(Stored entries)
_ _ _ _ _

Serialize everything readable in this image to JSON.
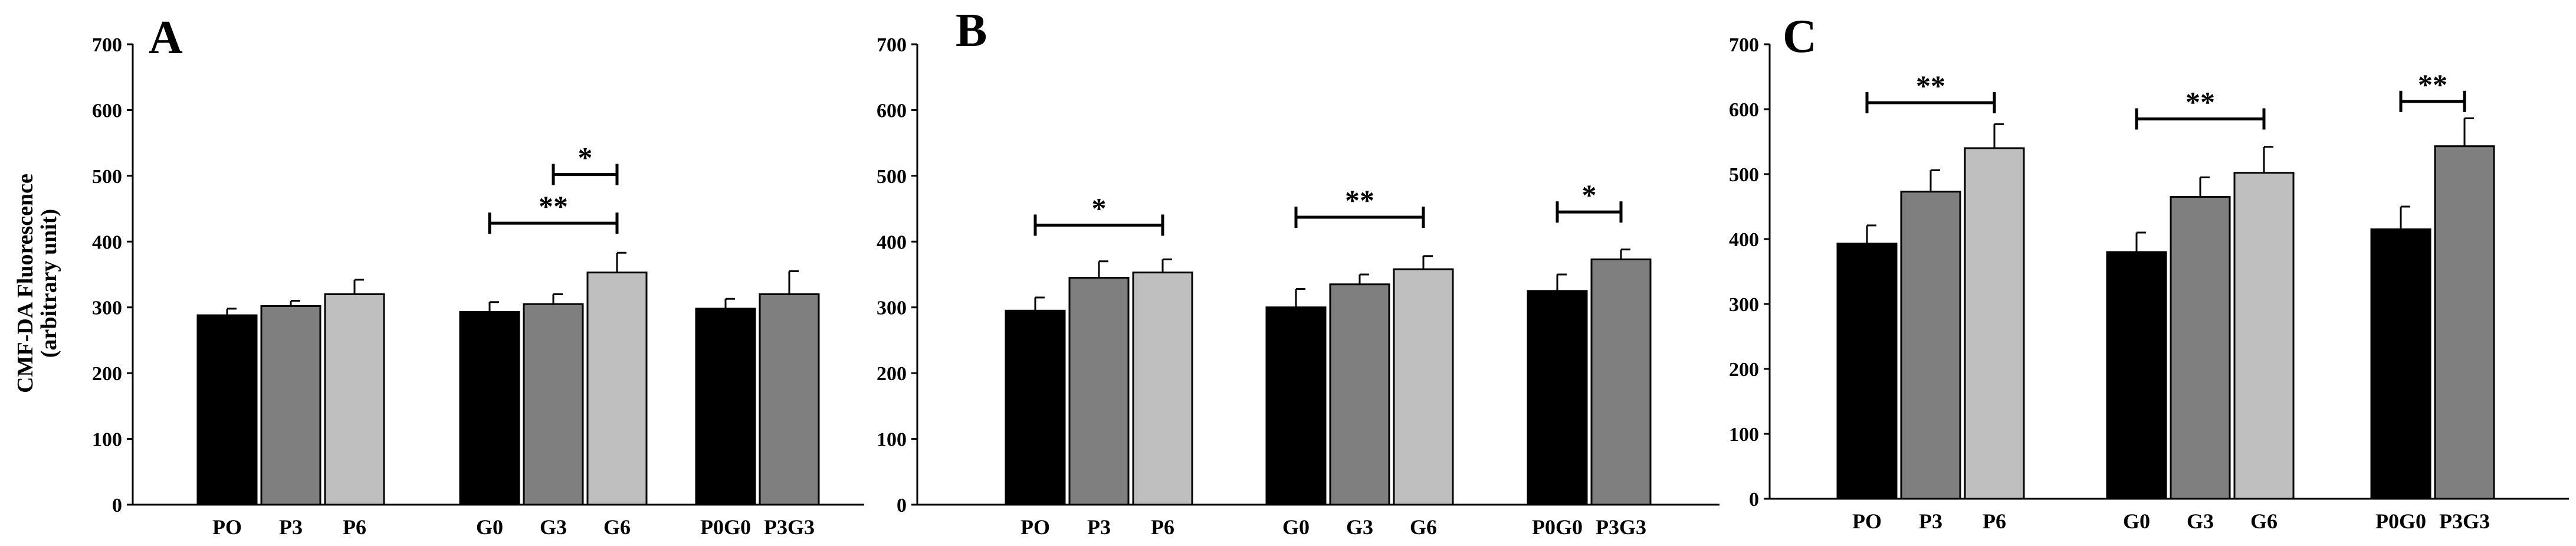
{
  "y_axis_label": {
    "line1": "CMF-DA Fluorescence",
    "line2": "(arbitrary unit)"
  },
  "colors": {
    "P0": "#000000",
    "P3": "#7f7f7f",
    "P6": "#bfbfbf",
    "G0": "#000000",
    "G3": "#7f7f7f",
    "G6": "#bfbfbf",
    "P0G0": "#000000",
    "P3G3": "#7f7f7f"
  },
  "chart_data": [
    {
      "type": "bar",
      "panel": "A",
      "ylim": [
        0,
        700
      ],
      "yticks": [
        0,
        100,
        200,
        300,
        400,
        500,
        600,
        700
      ],
      "groups": [
        {
          "bars": [
            {
              "label": "PO",
              "key": "P0",
              "value": 288,
              "error": 10
            },
            {
              "label": "P3",
              "key": "P3",
              "value": 302,
              "error": 8
            },
            {
              "label": "P6",
              "key": "P6",
              "value": 320,
              "error": 22
            }
          ]
        },
        {
          "bars": [
            {
              "label": "G0",
              "key": "G0",
              "value": 293,
              "error": 15
            },
            {
              "label": "G3",
              "key": "G3",
              "value": 305,
              "error": 15
            },
            {
              "label": "G6",
              "key": "G6",
              "value": 353,
              "error": 30
            }
          ]
        },
        {
          "bars": [
            {
              "label": "P0G0",
              "key": "P0G0",
              "value": 298,
              "error": 15
            },
            {
              "label": "P3G3",
              "key": "P3G3",
              "value": 320,
              "error": 35
            }
          ]
        }
      ],
      "significance": [
        {
          "group": 1,
          "from": 0,
          "to": 2,
          "y": 428,
          "label": "**"
        },
        {
          "group": 1,
          "from": 1,
          "to": 2,
          "y": 502,
          "label": "*"
        }
      ]
    },
    {
      "type": "bar",
      "panel": "B",
      "ylim": [
        0,
        700
      ],
      "yticks": [
        0,
        100,
        200,
        300,
        400,
        500,
        600,
        700
      ],
      "groups": [
        {
          "bars": [
            {
              "label": "PO",
              "key": "P0",
              "value": 295,
              "error": 20
            },
            {
              "label": "P3",
              "key": "P3",
              "value": 345,
              "error": 25
            },
            {
              "label": "P6",
              "key": "P6",
              "value": 353,
              "error": 20
            }
          ]
        },
        {
          "bars": [
            {
              "label": "G0",
              "key": "G0",
              "value": 300,
              "error": 28
            },
            {
              "label": "G3",
              "key": "G3",
              "value": 335,
              "error": 15
            },
            {
              "label": "G6",
              "key": "G6",
              "value": 358,
              "error": 20
            }
          ]
        },
        {
          "bars": [
            {
              "label": "P0G0",
              "key": "P0G0",
              "value": 325,
              "error": 25
            },
            {
              "label": "P3G3",
              "key": "P3G3",
              "value": 373,
              "error": 15
            }
          ]
        }
      ],
      "significance": [
        {
          "group": 0,
          "from": 0,
          "to": 2,
          "y": 425,
          "label": "*"
        },
        {
          "group": 1,
          "from": 0,
          "to": 2,
          "y": 437,
          "label": "**"
        },
        {
          "group": 2,
          "from": 0,
          "to": 1,
          "y": 445,
          "label": "*"
        }
      ]
    },
    {
      "type": "bar",
      "panel": "C",
      "ylim": [
        0,
        700
      ],
      "yticks": [
        0,
        100,
        200,
        300,
        400,
        500,
        600,
        700
      ],
      "groups": [
        {
          "bars": [
            {
              "label": "PO",
              "key": "P0",
              "value": 393,
              "error": 28
            },
            {
              "label": "P3",
              "key": "P3",
              "value": 473,
              "error": 33
            },
            {
              "label": "P6",
              "key": "P6",
              "value": 540,
              "error": 37
            }
          ]
        },
        {
          "bars": [
            {
              "label": "G0",
              "key": "G0",
              "value": 380,
              "error": 30
            },
            {
              "label": "G3",
              "key": "G3",
              "value": 465,
              "error": 30
            },
            {
              "label": "G6",
              "key": "G6",
              "value": 502,
              "error": 40
            }
          ]
        },
        {
          "bars": [
            {
              "label": "P0G0",
              "key": "P0G0",
              "value": 415,
              "error": 35
            },
            {
              "label": "P3G3",
              "key": "P3G3",
              "value": 543,
              "error": 43
            }
          ]
        }
      ],
      "significance": [
        {
          "group": 0,
          "from": 0,
          "to": 2,
          "y": 610,
          "label": "**"
        },
        {
          "group": 1,
          "from": 0,
          "to": 2,
          "y": 585,
          "label": "**"
        },
        {
          "group": 2,
          "from": 0,
          "to": 1,
          "y": 612,
          "label": "**"
        }
      ]
    }
  ]
}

_ _ _ _ _

• Exercise brief
Set down the complete material exactly, but do not include the images.

• Result of the task
Serialize everything readable in this image to JSON.
{
  "y_axis_label": {
    "line1": "CMF-DA Fluorescence",
    "line2": "(arbitrary unit)"
  },
  "colors": {
    "P0": "#000000",
    "P3": "#7f7f7f",
    "P6": "#bfbfbf",
    "G0": "#000000",
    "G3": "#7f7f7f",
    "G6": "#bfbfbf",
    "P0G0": "#000000",
    "P3G3": "#7f7f7f"
  },
  "chart_data": [
    {
      "type": "bar",
      "panel": "A",
      "ylim": [
        0,
        700
      ],
      "yticks": [
        0,
        100,
        200,
        300,
        400,
        500,
        600,
        700
      ],
      "groups": [
        {
          "bars": [
            {
              "label": "PO",
              "key": "P0",
              "value": 288,
              "error": 10
            },
            {
              "label": "P3",
              "key": "P3",
              "value": 302,
              "error": 8
            },
            {
              "label": "P6",
              "key": "P6",
              "value": 320,
              "error": 22
            }
          ]
        },
        {
          "bars": [
            {
              "label": "G0",
              "key": "G0",
              "value": 293,
              "error": 15
            },
            {
              "label": "G3",
              "key": "G3",
              "value": 305,
              "error": 15
            },
            {
              "label": "G6",
              "key": "G6",
              "value": 353,
              "error": 30
            }
          ]
        },
        {
          "bars": [
            {
              "label": "P0G0",
              "key": "P0G0",
              "value": 298,
              "error": 15
            },
            {
              "label": "P3G3",
              "key": "P3G3",
              "value": 320,
              "error": 35
            }
          ]
        }
      ],
      "significance": [
        {
          "group": 1,
          "from": 0,
          "to": 2,
          "y": 428,
          "label": "**"
        },
        {
          "group": 1,
          "from": 1,
          "to": 2,
          "y": 502,
          "label": "*"
        }
      ]
    },
    {
      "type": "bar",
      "panel": "B",
      "ylim": [
        0,
        700
      ],
      "yticks": [
        0,
        100,
        200,
        300,
        400,
        500,
        600,
        700
      ],
      "groups": [
        {
          "bars": [
            {
              "label": "PO",
              "key": "P0",
              "value": 295,
              "error": 20
            },
            {
              "label": "P3",
              "key": "P3",
              "value": 345,
              "error": 25
            },
            {
              "label": "P6",
              "key": "P6",
              "value": 353,
              "error": 20
            }
          ]
        },
        {
          "bars": [
            {
              "label": "G0",
              "key": "G0",
              "value": 300,
              "error": 28
            },
            {
              "label": "G3",
              "key": "G3",
              "value": 335,
              "error": 15
            },
            {
              "label": "G6",
              "key": "G6",
              "value": 358,
              "error": 20
            }
          ]
        },
        {
          "bars": [
            {
              "label": "P0G0",
              "key": "P0G0",
              "value": 325,
              "error": 25
            },
            {
              "label": "P3G3",
              "key": "P3G3",
              "value": 373,
              "error": 15
            }
          ]
        }
      ],
      "significance": [
        {
          "group": 0,
          "from": 0,
          "to": 2,
          "y": 425,
          "label": "*"
        },
        {
          "group": 1,
          "from": 0,
          "to": 2,
          "y": 437,
          "label": "**"
        },
        {
          "group": 2,
          "from": 0,
          "to": 1,
          "y": 445,
          "label": "*"
        }
      ]
    },
    {
      "type": "bar",
      "panel": "C",
      "ylim": [
        0,
        700
      ],
      "yticks": [
        0,
        100,
        200,
        300,
        400,
        500,
        600,
        700
      ],
      "groups": [
        {
          "bars": [
            {
              "label": "PO",
              "key": "P0",
              "value": 393,
              "error": 28
            },
            {
              "label": "P3",
              "key": "P3",
              "value": 473,
              "error": 33
            },
            {
              "label": "P6",
              "key": "P6",
              "value": 540,
              "error": 37
            }
          ]
        },
        {
          "bars": [
            {
              "label": "G0",
              "key": "G0",
              "value": 380,
              "error": 30
            },
            {
              "label": "G3",
              "key": "G3",
              "value": 465,
              "error": 30
            },
            {
              "label": "G6",
              "key": "G6",
              "value": 502,
              "error": 40
            }
          ]
        },
        {
          "bars": [
            {
              "label": "P0G0",
              "key": "P0G0",
              "value": 415,
              "error": 35
            },
            {
              "label": "P3G3",
              "key": "P3G3",
              "value": 543,
              "error": 43
            }
          ]
        }
      ],
      "significance": [
        {
          "group": 0,
          "from": 0,
          "to": 2,
          "y": 610,
          "label": "**"
        },
        {
          "group": 1,
          "from": 0,
          "to": 2,
          "y": 585,
          "label": "**"
        },
        {
          "group": 2,
          "from": 0,
          "to": 1,
          "y": 612,
          "label": "**"
        }
      ]
    }
  ]
}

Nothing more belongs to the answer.